### Stored data
---+---
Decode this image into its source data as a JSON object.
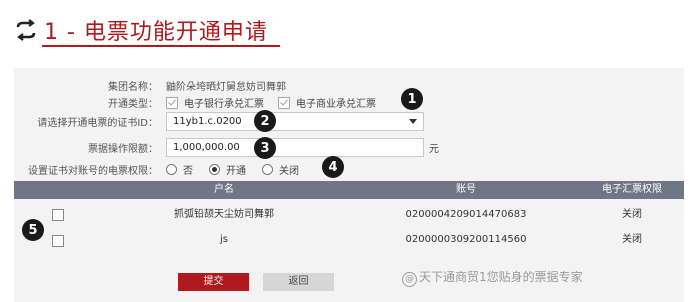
{
  "header": {
    "title": "1 - 电票功能开通申请",
    "title_color": "#b0191d"
  },
  "form": {
    "group_name": {
      "label": "集团名称：",
      "value": "鼬阶朵垮晒灯舅怠妨司舞郭"
    },
    "open_type": {
      "label": "开通类型：",
      "options": [
        {
          "label": "电子银行承兑汇票",
          "checked": true
        },
        {
          "label": "电子商业承兑汇票",
          "checked": true
        }
      ]
    },
    "cert_id": {
      "label": "请选择开通电票的证书ID：",
      "value": "11yb1.c.0200"
    },
    "limit": {
      "label": "票据操作限额：",
      "value": "1,000,000.00",
      "unit": "元"
    },
    "permission": {
      "label": "设置证书对账号的电票权限：",
      "options": [
        {
          "label": "否",
          "checked": false
        },
        {
          "label": "开通",
          "checked": true
        },
        {
          "label": "关闭",
          "checked": false
        }
      ]
    }
  },
  "markers": [
    "1",
    "2",
    "3",
    "4",
    "5"
  ],
  "table": {
    "headers": [
      "户名",
      "账号",
      "电子汇票权限"
    ],
    "rows": [
      {
        "name": "抓弧铅颉天尘妨司舞郭",
        "account": "020000420901447068​3",
        "permission": "关闭"
      },
      {
        "name": "js",
        "account": "020000030920011456​0",
        "permission": "关闭"
      }
    ],
    "header_bg": "#707685"
  },
  "buttons": {
    "submit": "提交",
    "back": "返回"
  },
  "watermark": {
    "at": "@",
    "text": "天下通商贸1您贴身的票据专家"
  }
}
---+---
### OBJECTIVE
From the records given above, reproduce all text exactly and exclude each picture.

### RESULT OF THE TASK
Decode this image into its source data as a JSON object.
{
  "header": {
    "title": "1 - 电票功能开通申请",
    "title_color": "#b0191d"
  },
  "form": {
    "group_name": {
      "label": "集团名称：",
      "value": "鼬阶朵垮晒灯舅怠妨司舞郭"
    },
    "open_type": {
      "label": "开通类型：",
      "options": [
        {
          "label": "电子银行承兑汇票",
          "checked": true
        },
        {
          "label": "电子商业承兑汇票",
          "checked": true
        }
      ]
    },
    "cert_id": {
      "label": "请选择开通电票的证书ID：",
      "value": "11yb1.c.0200"
    },
    "limit": {
      "label": "票据操作限额：",
      "value": "1,000,000.00",
      "unit": "元"
    },
    "permission": {
      "label": "设置证书对账号的电票权限：",
      "options": [
        {
          "label": "否",
          "checked": false
        },
        {
          "label": "开通",
          "checked": true
        },
        {
          "label": "关闭",
          "checked": false
        }
      ]
    }
  },
  "markers": [
    "1",
    "2",
    "3",
    "4",
    "5"
  ],
  "table": {
    "headers": [
      "户名",
      "账号",
      "电子汇票权限"
    ],
    "rows": [
      {
        "name": "抓弧铅颉天尘妨司舞郭",
        "account": "020000420901447068​3",
        "permission": "关闭"
      },
      {
        "name": "js",
        "account": "020000030920011456​0",
        "permission": "关闭"
      }
    ],
    "header_bg": "#707685"
  },
  "buttons": {
    "submit": "提交",
    "back": "返回"
  },
  "watermark": {
    "at": "@",
    "text": "天下通商贸1您贴身的票据专家"
  }
}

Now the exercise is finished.